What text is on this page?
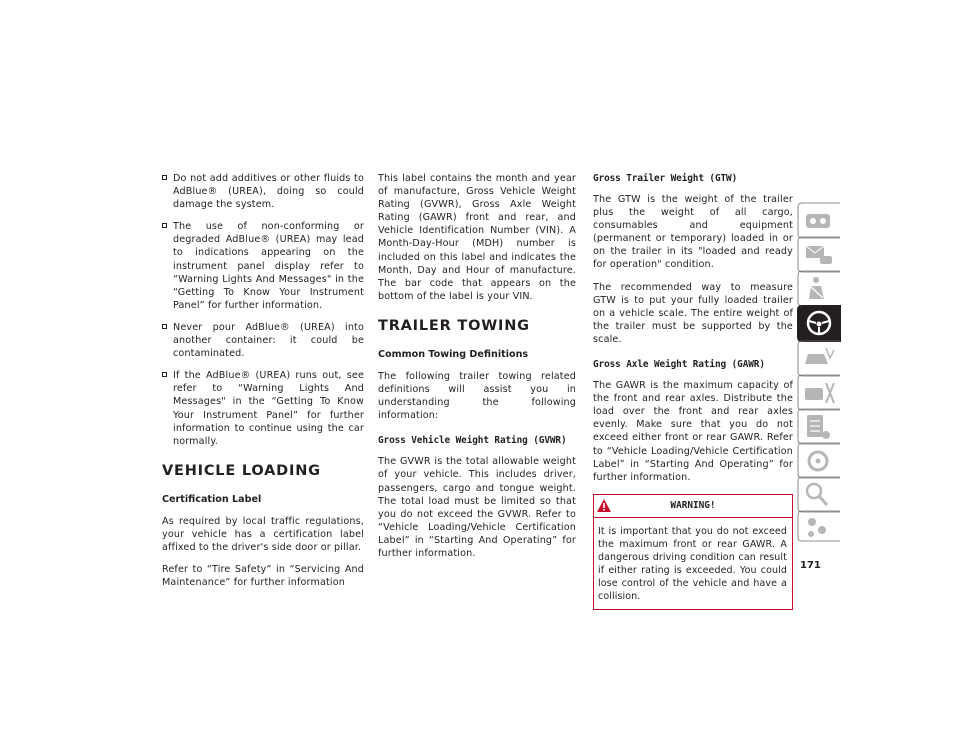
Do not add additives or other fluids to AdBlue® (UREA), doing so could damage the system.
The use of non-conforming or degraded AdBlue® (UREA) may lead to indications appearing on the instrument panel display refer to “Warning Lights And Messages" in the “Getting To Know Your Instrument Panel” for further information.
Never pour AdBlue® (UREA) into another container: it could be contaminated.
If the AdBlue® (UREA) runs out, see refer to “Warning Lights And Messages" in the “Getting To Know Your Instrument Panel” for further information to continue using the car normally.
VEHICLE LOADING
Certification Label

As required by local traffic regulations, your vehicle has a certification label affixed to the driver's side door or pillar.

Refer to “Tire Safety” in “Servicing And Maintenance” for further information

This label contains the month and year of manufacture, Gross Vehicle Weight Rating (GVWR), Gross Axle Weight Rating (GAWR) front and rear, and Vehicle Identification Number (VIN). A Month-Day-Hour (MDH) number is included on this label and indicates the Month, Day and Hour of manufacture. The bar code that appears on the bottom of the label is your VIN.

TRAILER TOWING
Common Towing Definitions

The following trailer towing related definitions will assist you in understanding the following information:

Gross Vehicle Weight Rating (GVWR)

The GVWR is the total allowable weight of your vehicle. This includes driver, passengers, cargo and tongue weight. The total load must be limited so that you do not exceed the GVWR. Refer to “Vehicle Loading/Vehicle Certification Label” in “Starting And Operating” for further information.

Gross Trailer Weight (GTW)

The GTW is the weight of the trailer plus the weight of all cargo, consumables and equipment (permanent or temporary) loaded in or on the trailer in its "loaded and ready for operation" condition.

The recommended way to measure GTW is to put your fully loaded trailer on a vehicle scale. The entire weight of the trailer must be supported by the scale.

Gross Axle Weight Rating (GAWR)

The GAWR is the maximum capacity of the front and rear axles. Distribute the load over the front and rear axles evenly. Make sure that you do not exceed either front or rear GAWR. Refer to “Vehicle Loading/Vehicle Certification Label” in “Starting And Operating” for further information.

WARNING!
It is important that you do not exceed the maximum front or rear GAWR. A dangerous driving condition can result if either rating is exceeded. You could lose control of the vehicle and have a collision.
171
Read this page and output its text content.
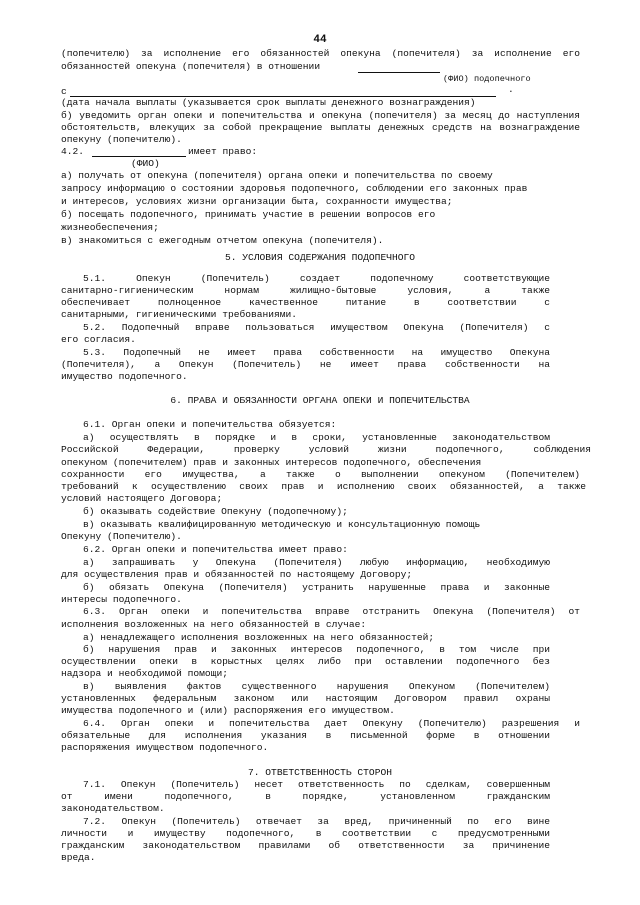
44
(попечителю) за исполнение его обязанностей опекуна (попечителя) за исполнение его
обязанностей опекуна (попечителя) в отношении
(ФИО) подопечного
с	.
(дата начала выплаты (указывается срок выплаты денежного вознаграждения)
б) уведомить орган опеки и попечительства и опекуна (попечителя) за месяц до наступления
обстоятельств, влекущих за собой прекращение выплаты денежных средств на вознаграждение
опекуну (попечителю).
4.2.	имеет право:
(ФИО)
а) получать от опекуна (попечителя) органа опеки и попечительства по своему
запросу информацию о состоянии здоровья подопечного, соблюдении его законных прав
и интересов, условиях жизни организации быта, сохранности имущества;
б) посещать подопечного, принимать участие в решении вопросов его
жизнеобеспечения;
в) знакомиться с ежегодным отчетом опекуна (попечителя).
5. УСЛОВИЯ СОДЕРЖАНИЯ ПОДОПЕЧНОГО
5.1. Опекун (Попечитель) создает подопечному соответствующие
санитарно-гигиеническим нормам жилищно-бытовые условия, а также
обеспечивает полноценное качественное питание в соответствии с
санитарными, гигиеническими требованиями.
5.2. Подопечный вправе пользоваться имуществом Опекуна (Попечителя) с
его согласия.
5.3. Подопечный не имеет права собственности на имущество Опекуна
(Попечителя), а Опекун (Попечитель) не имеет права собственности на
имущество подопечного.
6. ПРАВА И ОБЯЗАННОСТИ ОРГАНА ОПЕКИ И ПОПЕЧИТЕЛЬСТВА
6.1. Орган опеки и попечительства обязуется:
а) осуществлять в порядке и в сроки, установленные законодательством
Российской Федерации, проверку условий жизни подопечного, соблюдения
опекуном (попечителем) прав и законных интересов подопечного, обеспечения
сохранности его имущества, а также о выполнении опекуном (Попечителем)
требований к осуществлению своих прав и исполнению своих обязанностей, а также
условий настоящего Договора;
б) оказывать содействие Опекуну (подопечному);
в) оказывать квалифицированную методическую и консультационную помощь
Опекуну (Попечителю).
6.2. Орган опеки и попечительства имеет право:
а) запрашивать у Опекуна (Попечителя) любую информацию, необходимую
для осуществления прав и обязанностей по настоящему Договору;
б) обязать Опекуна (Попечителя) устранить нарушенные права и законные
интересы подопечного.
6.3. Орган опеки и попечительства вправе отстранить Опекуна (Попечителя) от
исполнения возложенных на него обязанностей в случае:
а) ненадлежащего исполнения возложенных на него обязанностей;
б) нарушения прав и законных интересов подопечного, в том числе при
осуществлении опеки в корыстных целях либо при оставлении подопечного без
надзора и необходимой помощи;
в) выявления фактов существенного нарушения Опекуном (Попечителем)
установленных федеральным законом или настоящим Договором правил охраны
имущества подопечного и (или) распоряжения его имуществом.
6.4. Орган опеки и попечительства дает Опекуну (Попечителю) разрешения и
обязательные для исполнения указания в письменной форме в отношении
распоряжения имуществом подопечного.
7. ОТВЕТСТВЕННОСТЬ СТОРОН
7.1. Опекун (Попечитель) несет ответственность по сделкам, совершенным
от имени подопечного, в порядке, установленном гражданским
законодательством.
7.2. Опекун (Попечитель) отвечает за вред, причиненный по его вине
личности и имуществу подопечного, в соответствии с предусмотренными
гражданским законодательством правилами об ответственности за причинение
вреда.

...

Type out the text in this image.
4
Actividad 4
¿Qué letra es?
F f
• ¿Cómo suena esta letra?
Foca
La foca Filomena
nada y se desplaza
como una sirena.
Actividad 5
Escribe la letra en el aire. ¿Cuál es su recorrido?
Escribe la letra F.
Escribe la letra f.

**Work instructions:** In the material above, show every line where the word "оказывать" turns up.

**The answer:**
б) оказывать содействие Опекуну (подопечному);
в) оказывать квалифицированную методическую и консультационную помощь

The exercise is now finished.